■ **What the task requires**:
List every line in the records that contains the word "arrangement", treating uppercase and lowercase as different.

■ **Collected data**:
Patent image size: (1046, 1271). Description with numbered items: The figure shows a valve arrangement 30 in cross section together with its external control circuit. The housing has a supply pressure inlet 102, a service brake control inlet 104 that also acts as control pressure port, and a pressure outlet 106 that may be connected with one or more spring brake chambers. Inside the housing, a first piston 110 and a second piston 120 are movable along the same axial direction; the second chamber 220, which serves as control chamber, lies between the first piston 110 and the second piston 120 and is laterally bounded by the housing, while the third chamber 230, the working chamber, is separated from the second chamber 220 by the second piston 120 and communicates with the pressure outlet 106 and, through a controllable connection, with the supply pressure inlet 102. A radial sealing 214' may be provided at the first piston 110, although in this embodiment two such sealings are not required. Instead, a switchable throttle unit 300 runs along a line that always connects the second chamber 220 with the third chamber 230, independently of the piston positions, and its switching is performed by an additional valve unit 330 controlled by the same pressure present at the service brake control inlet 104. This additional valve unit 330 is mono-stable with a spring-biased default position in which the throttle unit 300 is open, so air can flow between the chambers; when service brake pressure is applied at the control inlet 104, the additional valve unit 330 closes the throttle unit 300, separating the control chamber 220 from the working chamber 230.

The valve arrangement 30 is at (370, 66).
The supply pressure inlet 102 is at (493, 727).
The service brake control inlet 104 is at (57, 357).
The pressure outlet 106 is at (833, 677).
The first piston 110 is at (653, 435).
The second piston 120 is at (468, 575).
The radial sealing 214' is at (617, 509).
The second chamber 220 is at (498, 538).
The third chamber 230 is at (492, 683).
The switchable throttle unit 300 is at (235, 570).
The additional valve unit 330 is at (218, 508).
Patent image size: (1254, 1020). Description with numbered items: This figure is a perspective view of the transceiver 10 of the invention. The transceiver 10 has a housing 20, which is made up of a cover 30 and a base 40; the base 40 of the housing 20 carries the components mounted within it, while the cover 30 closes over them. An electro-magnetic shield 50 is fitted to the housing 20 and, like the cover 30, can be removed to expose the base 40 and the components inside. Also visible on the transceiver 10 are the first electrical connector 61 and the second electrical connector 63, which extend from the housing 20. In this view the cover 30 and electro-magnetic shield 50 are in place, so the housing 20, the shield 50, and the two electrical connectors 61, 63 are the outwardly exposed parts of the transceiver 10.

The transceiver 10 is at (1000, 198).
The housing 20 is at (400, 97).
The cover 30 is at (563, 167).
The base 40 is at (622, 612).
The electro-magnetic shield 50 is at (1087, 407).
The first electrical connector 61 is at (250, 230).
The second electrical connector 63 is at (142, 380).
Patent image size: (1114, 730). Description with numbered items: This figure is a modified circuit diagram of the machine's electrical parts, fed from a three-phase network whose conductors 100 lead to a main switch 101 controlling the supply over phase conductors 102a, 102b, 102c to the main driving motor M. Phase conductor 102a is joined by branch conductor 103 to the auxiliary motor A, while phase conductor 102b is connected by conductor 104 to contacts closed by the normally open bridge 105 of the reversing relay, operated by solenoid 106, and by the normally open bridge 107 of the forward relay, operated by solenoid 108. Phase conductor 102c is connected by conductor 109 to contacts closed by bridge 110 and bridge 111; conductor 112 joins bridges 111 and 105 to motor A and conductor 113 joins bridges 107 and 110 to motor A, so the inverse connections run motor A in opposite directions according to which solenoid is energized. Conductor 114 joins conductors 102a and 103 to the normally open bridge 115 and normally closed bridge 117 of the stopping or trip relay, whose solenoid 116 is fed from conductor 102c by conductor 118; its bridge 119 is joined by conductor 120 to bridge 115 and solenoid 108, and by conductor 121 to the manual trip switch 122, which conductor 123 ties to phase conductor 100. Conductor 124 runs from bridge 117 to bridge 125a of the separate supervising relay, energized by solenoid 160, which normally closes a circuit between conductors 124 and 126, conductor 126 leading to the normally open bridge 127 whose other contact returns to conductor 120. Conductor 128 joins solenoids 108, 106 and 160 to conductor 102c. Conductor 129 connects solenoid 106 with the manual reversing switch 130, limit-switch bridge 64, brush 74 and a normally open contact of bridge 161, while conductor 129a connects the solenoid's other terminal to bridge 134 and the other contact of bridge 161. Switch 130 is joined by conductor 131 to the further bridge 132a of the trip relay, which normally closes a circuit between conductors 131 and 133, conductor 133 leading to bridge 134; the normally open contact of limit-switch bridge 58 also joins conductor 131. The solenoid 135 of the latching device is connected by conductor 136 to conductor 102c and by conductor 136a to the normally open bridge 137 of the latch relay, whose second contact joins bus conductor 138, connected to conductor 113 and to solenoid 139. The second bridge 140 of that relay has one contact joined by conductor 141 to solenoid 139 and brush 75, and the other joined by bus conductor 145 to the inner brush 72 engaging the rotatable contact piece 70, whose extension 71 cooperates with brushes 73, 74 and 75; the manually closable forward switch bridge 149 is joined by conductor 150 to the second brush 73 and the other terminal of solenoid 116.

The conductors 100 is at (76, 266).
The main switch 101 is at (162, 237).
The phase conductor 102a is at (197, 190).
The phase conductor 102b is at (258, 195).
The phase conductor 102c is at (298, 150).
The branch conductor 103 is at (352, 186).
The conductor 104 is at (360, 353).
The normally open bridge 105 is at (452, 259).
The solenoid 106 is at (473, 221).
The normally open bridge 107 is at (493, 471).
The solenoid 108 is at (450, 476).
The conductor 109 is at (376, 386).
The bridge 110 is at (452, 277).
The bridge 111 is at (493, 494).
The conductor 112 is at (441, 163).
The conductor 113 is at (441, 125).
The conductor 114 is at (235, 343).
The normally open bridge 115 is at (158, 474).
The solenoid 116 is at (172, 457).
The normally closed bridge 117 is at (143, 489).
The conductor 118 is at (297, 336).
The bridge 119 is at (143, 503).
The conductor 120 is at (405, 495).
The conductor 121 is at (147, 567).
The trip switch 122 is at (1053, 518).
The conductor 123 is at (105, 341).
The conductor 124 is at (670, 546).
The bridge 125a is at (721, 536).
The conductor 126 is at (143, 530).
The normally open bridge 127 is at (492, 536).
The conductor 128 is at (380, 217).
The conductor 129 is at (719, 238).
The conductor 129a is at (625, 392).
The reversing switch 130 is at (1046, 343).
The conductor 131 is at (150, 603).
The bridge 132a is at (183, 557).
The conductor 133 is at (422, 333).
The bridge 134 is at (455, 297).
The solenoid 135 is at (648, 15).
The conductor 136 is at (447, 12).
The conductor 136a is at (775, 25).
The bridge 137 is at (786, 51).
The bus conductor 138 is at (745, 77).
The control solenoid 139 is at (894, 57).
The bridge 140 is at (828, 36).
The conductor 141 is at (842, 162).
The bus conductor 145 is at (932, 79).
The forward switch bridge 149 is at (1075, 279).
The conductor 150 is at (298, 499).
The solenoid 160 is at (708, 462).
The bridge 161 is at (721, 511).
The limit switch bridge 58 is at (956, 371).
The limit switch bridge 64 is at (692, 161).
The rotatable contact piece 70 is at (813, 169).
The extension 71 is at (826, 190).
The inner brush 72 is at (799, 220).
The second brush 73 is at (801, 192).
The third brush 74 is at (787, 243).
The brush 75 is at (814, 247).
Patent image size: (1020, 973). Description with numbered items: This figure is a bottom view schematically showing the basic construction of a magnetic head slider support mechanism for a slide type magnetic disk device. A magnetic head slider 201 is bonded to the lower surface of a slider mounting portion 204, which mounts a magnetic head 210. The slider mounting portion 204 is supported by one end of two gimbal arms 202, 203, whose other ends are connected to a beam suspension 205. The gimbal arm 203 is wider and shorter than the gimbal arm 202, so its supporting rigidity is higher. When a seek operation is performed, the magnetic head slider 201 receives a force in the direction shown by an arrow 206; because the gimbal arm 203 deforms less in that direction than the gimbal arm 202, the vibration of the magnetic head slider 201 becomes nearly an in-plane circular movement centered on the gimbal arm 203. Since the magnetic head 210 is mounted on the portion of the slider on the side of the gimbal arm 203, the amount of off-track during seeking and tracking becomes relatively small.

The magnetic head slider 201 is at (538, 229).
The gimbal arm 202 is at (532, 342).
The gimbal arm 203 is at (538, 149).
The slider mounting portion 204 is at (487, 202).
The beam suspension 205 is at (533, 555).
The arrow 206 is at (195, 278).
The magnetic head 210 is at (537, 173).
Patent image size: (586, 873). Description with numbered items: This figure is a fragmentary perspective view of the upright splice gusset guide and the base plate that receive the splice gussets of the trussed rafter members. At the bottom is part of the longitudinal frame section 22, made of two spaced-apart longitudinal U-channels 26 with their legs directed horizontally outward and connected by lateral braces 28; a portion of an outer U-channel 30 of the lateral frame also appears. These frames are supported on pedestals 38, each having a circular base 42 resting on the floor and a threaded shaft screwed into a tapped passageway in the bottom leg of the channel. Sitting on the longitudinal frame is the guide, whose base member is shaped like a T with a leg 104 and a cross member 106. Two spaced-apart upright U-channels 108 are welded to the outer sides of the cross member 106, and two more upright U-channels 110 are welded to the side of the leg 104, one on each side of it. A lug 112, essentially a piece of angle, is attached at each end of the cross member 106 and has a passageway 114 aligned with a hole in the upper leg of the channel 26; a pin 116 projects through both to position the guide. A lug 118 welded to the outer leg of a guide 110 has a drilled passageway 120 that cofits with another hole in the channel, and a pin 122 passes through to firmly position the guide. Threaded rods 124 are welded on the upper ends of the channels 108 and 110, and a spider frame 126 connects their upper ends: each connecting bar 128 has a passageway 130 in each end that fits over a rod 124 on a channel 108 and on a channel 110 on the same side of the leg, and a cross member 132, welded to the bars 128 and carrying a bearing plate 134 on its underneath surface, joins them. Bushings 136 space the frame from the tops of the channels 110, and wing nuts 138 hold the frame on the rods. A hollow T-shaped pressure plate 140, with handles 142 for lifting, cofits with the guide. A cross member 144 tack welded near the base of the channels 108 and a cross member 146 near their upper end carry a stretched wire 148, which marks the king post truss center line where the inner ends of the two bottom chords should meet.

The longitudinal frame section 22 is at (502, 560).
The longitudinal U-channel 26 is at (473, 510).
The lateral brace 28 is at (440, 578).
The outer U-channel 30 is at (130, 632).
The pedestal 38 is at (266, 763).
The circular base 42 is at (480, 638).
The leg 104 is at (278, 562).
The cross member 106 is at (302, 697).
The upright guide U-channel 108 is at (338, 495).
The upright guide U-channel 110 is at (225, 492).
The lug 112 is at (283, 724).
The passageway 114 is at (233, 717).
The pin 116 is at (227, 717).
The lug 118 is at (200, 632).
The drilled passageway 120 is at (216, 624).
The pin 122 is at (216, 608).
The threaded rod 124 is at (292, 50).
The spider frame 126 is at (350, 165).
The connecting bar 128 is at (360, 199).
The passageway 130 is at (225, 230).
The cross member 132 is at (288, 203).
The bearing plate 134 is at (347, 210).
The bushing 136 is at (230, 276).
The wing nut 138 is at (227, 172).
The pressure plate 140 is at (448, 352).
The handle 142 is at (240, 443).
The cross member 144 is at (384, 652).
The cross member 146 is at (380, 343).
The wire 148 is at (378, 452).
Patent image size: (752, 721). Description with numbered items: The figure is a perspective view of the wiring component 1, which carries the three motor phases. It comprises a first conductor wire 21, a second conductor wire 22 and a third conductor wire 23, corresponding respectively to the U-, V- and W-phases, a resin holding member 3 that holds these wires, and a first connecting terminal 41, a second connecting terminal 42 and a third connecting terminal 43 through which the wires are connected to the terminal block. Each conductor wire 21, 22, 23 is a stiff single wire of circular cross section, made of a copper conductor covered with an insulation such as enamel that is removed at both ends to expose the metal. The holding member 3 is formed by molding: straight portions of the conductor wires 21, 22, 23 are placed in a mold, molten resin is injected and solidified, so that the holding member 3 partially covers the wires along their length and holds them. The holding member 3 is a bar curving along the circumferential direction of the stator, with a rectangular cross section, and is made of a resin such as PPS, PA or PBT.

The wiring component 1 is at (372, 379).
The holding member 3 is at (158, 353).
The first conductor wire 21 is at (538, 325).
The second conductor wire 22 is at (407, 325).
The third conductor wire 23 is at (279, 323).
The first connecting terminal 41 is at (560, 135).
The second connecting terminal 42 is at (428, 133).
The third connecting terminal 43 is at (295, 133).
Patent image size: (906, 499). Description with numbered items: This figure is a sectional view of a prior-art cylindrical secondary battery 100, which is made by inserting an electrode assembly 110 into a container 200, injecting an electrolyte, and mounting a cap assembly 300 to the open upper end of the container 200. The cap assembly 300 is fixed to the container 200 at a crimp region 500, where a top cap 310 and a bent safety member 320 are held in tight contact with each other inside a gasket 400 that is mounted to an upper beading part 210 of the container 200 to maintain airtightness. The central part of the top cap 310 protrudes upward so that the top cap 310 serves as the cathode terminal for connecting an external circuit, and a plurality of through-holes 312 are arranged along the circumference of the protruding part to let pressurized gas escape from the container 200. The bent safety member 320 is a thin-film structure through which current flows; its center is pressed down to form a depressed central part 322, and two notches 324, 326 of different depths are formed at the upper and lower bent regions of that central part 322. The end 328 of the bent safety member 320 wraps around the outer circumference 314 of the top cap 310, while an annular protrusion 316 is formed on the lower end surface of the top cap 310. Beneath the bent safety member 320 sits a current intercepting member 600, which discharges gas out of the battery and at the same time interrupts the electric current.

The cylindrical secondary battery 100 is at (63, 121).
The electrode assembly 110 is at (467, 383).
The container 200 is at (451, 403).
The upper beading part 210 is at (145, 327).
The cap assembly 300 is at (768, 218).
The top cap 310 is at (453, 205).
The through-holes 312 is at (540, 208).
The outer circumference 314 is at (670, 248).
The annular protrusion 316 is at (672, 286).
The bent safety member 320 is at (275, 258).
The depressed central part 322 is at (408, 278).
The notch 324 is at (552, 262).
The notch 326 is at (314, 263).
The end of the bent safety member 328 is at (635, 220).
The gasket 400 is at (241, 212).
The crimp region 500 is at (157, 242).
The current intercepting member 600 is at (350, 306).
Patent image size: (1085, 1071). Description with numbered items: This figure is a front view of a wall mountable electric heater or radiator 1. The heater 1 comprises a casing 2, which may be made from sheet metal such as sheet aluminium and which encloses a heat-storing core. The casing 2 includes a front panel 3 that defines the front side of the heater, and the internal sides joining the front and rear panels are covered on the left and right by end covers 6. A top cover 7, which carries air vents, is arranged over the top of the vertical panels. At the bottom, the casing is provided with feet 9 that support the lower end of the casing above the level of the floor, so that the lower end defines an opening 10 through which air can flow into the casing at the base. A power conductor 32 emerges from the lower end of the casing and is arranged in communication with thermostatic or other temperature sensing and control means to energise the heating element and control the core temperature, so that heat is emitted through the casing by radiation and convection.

■ **Response to the exercise**:
Patent image size: (1046, 1271). Description with numbered items: The figure shows a valve arrangement 30 in cross section together with its external control circuit. The housing has a supply pressure inlet 102, a service brake control inlet 104 that also acts as control pressure port, and a pressure outlet 106 that may be connected with one or more spring brake chambers. Inside the housing, a first piston 110 and a second piston 120 are movable along the same axial direction; the second chamber 220, which serves as control chamber, lies between the first piston 110 and the second piston 120 and is laterally bounded by the housing, while the third chamber 230, the working chamber, is separated from the second chamber 220 by the second piston 120 and communicates with the pressure outlet 106 and, through a controllable connection, with the supply pressure inlet 102. A radial sealing 214' may be provided at the first piston 110, although in this embodiment two such sealings are not required. Instead, a switchable throttle unit 300 runs along a line that always connects the second chamber 220 with the third chamber 230, independently of the piston positions, and its switching is performed by an additional valve unit 330 controlled by the same pressure present at the service brake control inlet 104. This additional valve unit 330 is mono-stable with a spring-biased default position in which the throttle unit 300 is open, so air can flow between the chambers; when service brake pressure is applied at the control inlet 104, the additional valve unit 330 closes the throttle unit 300, separating the control chamber 220 from the working chamber 230.
The valve arrangement 30 is at (370, 66).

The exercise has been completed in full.